=== Exercise task ===
Give a verbatim copy of the lines below, minus the pictures.

------

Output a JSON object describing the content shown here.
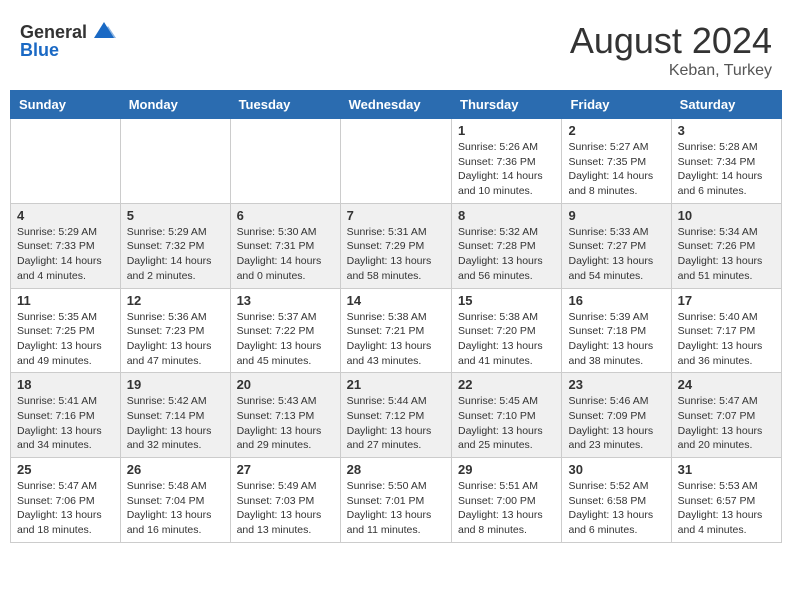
{
  "header": {
    "logo_general": "General",
    "logo_blue": "Blue",
    "month_year": "August 2024",
    "location": "Keban, Turkey"
  },
  "days_of_week": [
    "Sunday",
    "Monday",
    "Tuesday",
    "Wednesday",
    "Thursday",
    "Friday",
    "Saturday"
  ],
  "weeks": [
    [
      {
        "day": "",
        "sunrise": "",
        "sunset": "",
        "daylight": ""
      },
      {
        "day": "",
        "sunrise": "",
        "sunset": "",
        "daylight": ""
      },
      {
        "day": "",
        "sunrise": "",
        "sunset": "",
        "daylight": ""
      },
      {
        "day": "",
        "sunrise": "",
        "sunset": "",
        "daylight": ""
      },
      {
        "day": "1",
        "sunrise": "Sunrise: 5:26 AM",
        "sunset": "Sunset: 7:36 PM",
        "daylight": "Daylight: 14 hours and 10 minutes."
      },
      {
        "day": "2",
        "sunrise": "Sunrise: 5:27 AM",
        "sunset": "Sunset: 7:35 PM",
        "daylight": "Daylight: 14 hours and 8 minutes."
      },
      {
        "day": "3",
        "sunrise": "Sunrise: 5:28 AM",
        "sunset": "Sunset: 7:34 PM",
        "daylight": "Daylight: 14 hours and 6 minutes."
      }
    ],
    [
      {
        "day": "4",
        "sunrise": "Sunrise: 5:29 AM",
        "sunset": "Sunset: 7:33 PM",
        "daylight": "Daylight: 14 hours and 4 minutes."
      },
      {
        "day": "5",
        "sunrise": "Sunrise: 5:29 AM",
        "sunset": "Sunset: 7:32 PM",
        "daylight": "Daylight: 14 hours and 2 minutes."
      },
      {
        "day": "6",
        "sunrise": "Sunrise: 5:30 AM",
        "sunset": "Sunset: 7:31 PM",
        "daylight": "Daylight: 14 hours and 0 minutes."
      },
      {
        "day": "7",
        "sunrise": "Sunrise: 5:31 AM",
        "sunset": "Sunset: 7:29 PM",
        "daylight": "Daylight: 13 hours and 58 minutes."
      },
      {
        "day": "8",
        "sunrise": "Sunrise: 5:32 AM",
        "sunset": "Sunset: 7:28 PM",
        "daylight": "Daylight: 13 hours and 56 minutes."
      },
      {
        "day": "9",
        "sunrise": "Sunrise: 5:33 AM",
        "sunset": "Sunset: 7:27 PM",
        "daylight": "Daylight: 13 hours and 54 minutes."
      },
      {
        "day": "10",
        "sunrise": "Sunrise: 5:34 AM",
        "sunset": "Sunset: 7:26 PM",
        "daylight": "Daylight: 13 hours and 51 minutes."
      }
    ],
    [
      {
        "day": "11",
        "sunrise": "Sunrise: 5:35 AM",
        "sunset": "Sunset: 7:25 PM",
        "daylight": "Daylight: 13 hours and 49 minutes."
      },
      {
        "day": "12",
        "sunrise": "Sunrise: 5:36 AM",
        "sunset": "Sunset: 7:23 PM",
        "daylight": "Daylight: 13 hours and 47 minutes."
      },
      {
        "day": "13",
        "sunrise": "Sunrise: 5:37 AM",
        "sunset": "Sunset: 7:22 PM",
        "daylight": "Daylight: 13 hours and 45 minutes."
      },
      {
        "day": "14",
        "sunrise": "Sunrise: 5:38 AM",
        "sunset": "Sunset: 7:21 PM",
        "daylight": "Daylight: 13 hours and 43 minutes."
      },
      {
        "day": "15",
        "sunrise": "Sunrise: 5:38 AM",
        "sunset": "Sunset: 7:20 PM",
        "daylight": "Daylight: 13 hours and 41 minutes."
      },
      {
        "day": "16",
        "sunrise": "Sunrise: 5:39 AM",
        "sunset": "Sunset: 7:18 PM",
        "daylight": "Daylight: 13 hours and 38 minutes."
      },
      {
        "day": "17",
        "sunrise": "Sunrise: 5:40 AM",
        "sunset": "Sunset: 7:17 PM",
        "daylight": "Daylight: 13 hours and 36 minutes."
      }
    ],
    [
      {
        "day": "18",
        "sunrise": "Sunrise: 5:41 AM",
        "sunset": "Sunset: 7:16 PM",
        "daylight": "Daylight: 13 hours and 34 minutes."
      },
      {
        "day": "19",
        "sunrise": "Sunrise: 5:42 AM",
        "sunset": "Sunset: 7:14 PM",
        "daylight": "Daylight: 13 hours and 32 minutes."
      },
      {
        "day": "20",
        "sunrise": "Sunrise: 5:43 AM",
        "sunset": "Sunset: 7:13 PM",
        "daylight": "Daylight: 13 hours and 29 minutes."
      },
      {
        "day": "21",
        "sunrise": "Sunrise: 5:44 AM",
        "sunset": "Sunset: 7:12 PM",
        "daylight": "Daylight: 13 hours and 27 minutes."
      },
      {
        "day": "22",
        "sunrise": "Sunrise: 5:45 AM",
        "sunset": "Sunset: 7:10 PM",
        "daylight": "Daylight: 13 hours and 25 minutes."
      },
      {
        "day": "23",
        "sunrise": "Sunrise: 5:46 AM",
        "sunset": "Sunset: 7:09 PM",
        "daylight": "Daylight: 13 hours and 23 minutes."
      },
      {
        "day": "24",
        "sunrise": "Sunrise: 5:47 AM",
        "sunset": "Sunset: 7:07 PM",
        "daylight": "Daylight: 13 hours and 20 minutes."
      }
    ],
    [
      {
        "day": "25",
        "sunrise": "Sunrise: 5:47 AM",
        "sunset": "Sunset: 7:06 PM",
        "daylight": "Daylight: 13 hours and 18 minutes."
      },
      {
        "day": "26",
        "sunrise": "Sunrise: 5:48 AM",
        "sunset": "Sunset: 7:04 PM",
        "daylight": "Daylight: 13 hours and 16 minutes."
      },
      {
        "day": "27",
        "sunrise": "Sunrise: 5:49 AM",
        "sunset": "Sunset: 7:03 PM",
        "daylight": "Daylight: 13 hours and 13 minutes."
      },
      {
        "day": "28",
        "sunrise": "Sunrise: 5:50 AM",
        "sunset": "Sunset: 7:01 PM",
        "daylight": "Daylight: 13 hours and 11 minutes."
      },
      {
        "day": "29",
        "sunrise": "Sunrise: 5:51 AM",
        "sunset": "Sunset: 7:00 PM",
        "daylight": "Daylight: 13 hours and 8 minutes."
      },
      {
        "day": "30",
        "sunrise": "Sunrise: 5:52 AM",
        "sunset": "Sunset: 6:58 PM",
        "daylight": "Daylight: 13 hours and 6 minutes."
      },
      {
        "day": "31",
        "sunrise": "Sunrise: 5:53 AM",
        "sunset": "Sunset: 6:57 PM",
        "daylight": "Daylight: 13 hours and 4 minutes."
      }
    ]
  ]
}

------

=== Output ===
Output a JSON object describing the content shown here.
{
  "header": {
    "logo_general": "General",
    "logo_blue": "Blue",
    "month_year": "August 2024",
    "location": "Keban, Turkey"
  },
  "days_of_week": [
    "Sunday",
    "Monday",
    "Tuesday",
    "Wednesday",
    "Thursday",
    "Friday",
    "Saturday"
  ],
  "weeks": [
    [
      {
        "day": "",
        "sunrise": "",
        "sunset": "",
        "daylight": ""
      },
      {
        "day": "",
        "sunrise": "",
        "sunset": "",
        "daylight": ""
      },
      {
        "day": "",
        "sunrise": "",
        "sunset": "",
        "daylight": ""
      },
      {
        "day": "",
        "sunrise": "",
        "sunset": "",
        "daylight": ""
      },
      {
        "day": "1",
        "sunrise": "Sunrise: 5:26 AM",
        "sunset": "Sunset: 7:36 PM",
        "daylight": "Daylight: 14 hours and 10 minutes."
      },
      {
        "day": "2",
        "sunrise": "Sunrise: 5:27 AM",
        "sunset": "Sunset: 7:35 PM",
        "daylight": "Daylight: 14 hours and 8 minutes."
      },
      {
        "day": "3",
        "sunrise": "Sunrise: 5:28 AM",
        "sunset": "Sunset: 7:34 PM",
        "daylight": "Daylight: 14 hours and 6 minutes."
      }
    ],
    [
      {
        "day": "4",
        "sunrise": "Sunrise: 5:29 AM",
        "sunset": "Sunset: 7:33 PM",
        "daylight": "Daylight: 14 hours and 4 minutes."
      },
      {
        "day": "5",
        "sunrise": "Sunrise: 5:29 AM",
        "sunset": "Sunset: 7:32 PM",
        "daylight": "Daylight: 14 hours and 2 minutes."
      },
      {
        "day": "6",
        "sunrise": "Sunrise: 5:30 AM",
        "sunset": "Sunset: 7:31 PM",
        "daylight": "Daylight: 14 hours and 0 minutes."
      },
      {
        "day": "7",
        "sunrise": "Sunrise: 5:31 AM",
        "sunset": "Sunset: 7:29 PM",
        "daylight": "Daylight: 13 hours and 58 minutes."
      },
      {
        "day": "8",
        "sunrise": "Sunrise: 5:32 AM",
        "sunset": "Sunset: 7:28 PM",
        "daylight": "Daylight: 13 hours and 56 minutes."
      },
      {
        "day": "9",
        "sunrise": "Sunrise: 5:33 AM",
        "sunset": "Sunset: 7:27 PM",
        "daylight": "Daylight: 13 hours and 54 minutes."
      },
      {
        "day": "10",
        "sunrise": "Sunrise: 5:34 AM",
        "sunset": "Sunset: 7:26 PM",
        "daylight": "Daylight: 13 hours and 51 minutes."
      }
    ],
    [
      {
        "day": "11",
        "sunrise": "Sunrise: 5:35 AM",
        "sunset": "Sunset: 7:25 PM",
        "daylight": "Daylight: 13 hours and 49 minutes."
      },
      {
        "day": "12",
        "sunrise": "Sunrise: 5:36 AM",
        "sunset": "Sunset: 7:23 PM",
        "daylight": "Daylight: 13 hours and 47 minutes."
      },
      {
        "day": "13",
        "sunrise": "Sunrise: 5:37 AM",
        "sunset": "Sunset: 7:22 PM",
        "daylight": "Daylight: 13 hours and 45 minutes."
      },
      {
        "day": "14",
        "sunrise": "Sunrise: 5:38 AM",
        "sunset": "Sunset: 7:21 PM",
        "daylight": "Daylight: 13 hours and 43 minutes."
      },
      {
        "day": "15",
        "sunrise": "Sunrise: 5:38 AM",
        "sunset": "Sunset: 7:20 PM",
        "daylight": "Daylight: 13 hours and 41 minutes."
      },
      {
        "day": "16",
        "sunrise": "Sunrise: 5:39 AM",
        "sunset": "Sunset: 7:18 PM",
        "daylight": "Daylight: 13 hours and 38 minutes."
      },
      {
        "day": "17",
        "sunrise": "Sunrise: 5:40 AM",
        "sunset": "Sunset: 7:17 PM",
        "daylight": "Daylight: 13 hours and 36 minutes."
      }
    ],
    [
      {
        "day": "18",
        "sunrise": "Sunrise: 5:41 AM",
        "sunset": "Sunset: 7:16 PM",
        "daylight": "Daylight: 13 hours and 34 minutes."
      },
      {
        "day": "19",
        "sunrise": "Sunrise: 5:42 AM",
        "sunset": "Sunset: 7:14 PM",
        "daylight": "Daylight: 13 hours and 32 minutes."
      },
      {
        "day": "20",
        "sunrise": "Sunrise: 5:43 AM",
        "sunset": "Sunset: 7:13 PM",
        "daylight": "Daylight: 13 hours and 29 minutes."
      },
      {
        "day": "21",
        "sunrise": "Sunrise: 5:44 AM",
        "sunset": "Sunset: 7:12 PM",
        "daylight": "Daylight: 13 hours and 27 minutes."
      },
      {
        "day": "22",
        "sunrise": "Sunrise: 5:45 AM",
        "sunset": "Sunset: 7:10 PM",
        "daylight": "Daylight: 13 hours and 25 minutes."
      },
      {
        "day": "23",
        "sunrise": "Sunrise: 5:46 AM",
        "sunset": "Sunset: 7:09 PM",
        "daylight": "Daylight: 13 hours and 23 minutes."
      },
      {
        "day": "24",
        "sunrise": "Sunrise: 5:47 AM",
        "sunset": "Sunset: 7:07 PM",
        "daylight": "Daylight: 13 hours and 20 minutes."
      }
    ],
    [
      {
        "day": "25",
        "sunrise": "Sunrise: 5:47 AM",
        "sunset": "Sunset: 7:06 PM",
        "daylight": "Daylight: 13 hours and 18 minutes."
      },
      {
        "day": "26",
        "sunrise": "Sunrise: 5:48 AM",
        "sunset": "Sunset: 7:04 PM",
        "daylight": "Daylight: 13 hours and 16 minutes."
      },
      {
        "day": "27",
        "sunrise": "Sunrise: 5:49 AM",
        "sunset": "Sunset: 7:03 PM",
        "daylight": "Daylight: 13 hours and 13 minutes."
      },
      {
        "day": "28",
        "sunrise": "Sunrise: 5:50 AM",
        "sunset": "Sunset: 7:01 PM",
        "daylight": "Daylight: 13 hours and 11 minutes."
      },
      {
        "day": "29",
        "sunrise": "Sunrise: 5:51 AM",
        "sunset": "Sunset: 7:00 PM",
        "daylight": "Daylight: 13 hours and 8 minutes."
      },
      {
        "day": "30",
        "sunrise": "Sunrise: 5:52 AM",
        "sunset": "Sunset: 6:58 PM",
        "daylight": "Daylight: 13 hours and 6 minutes."
      },
      {
        "day": "31",
        "sunrise": "Sunrise: 5:53 AM",
        "sunset": "Sunset: 6:57 PM",
        "daylight": "Daylight: 13 hours and 4 minutes."
      }
    ]
  ]
}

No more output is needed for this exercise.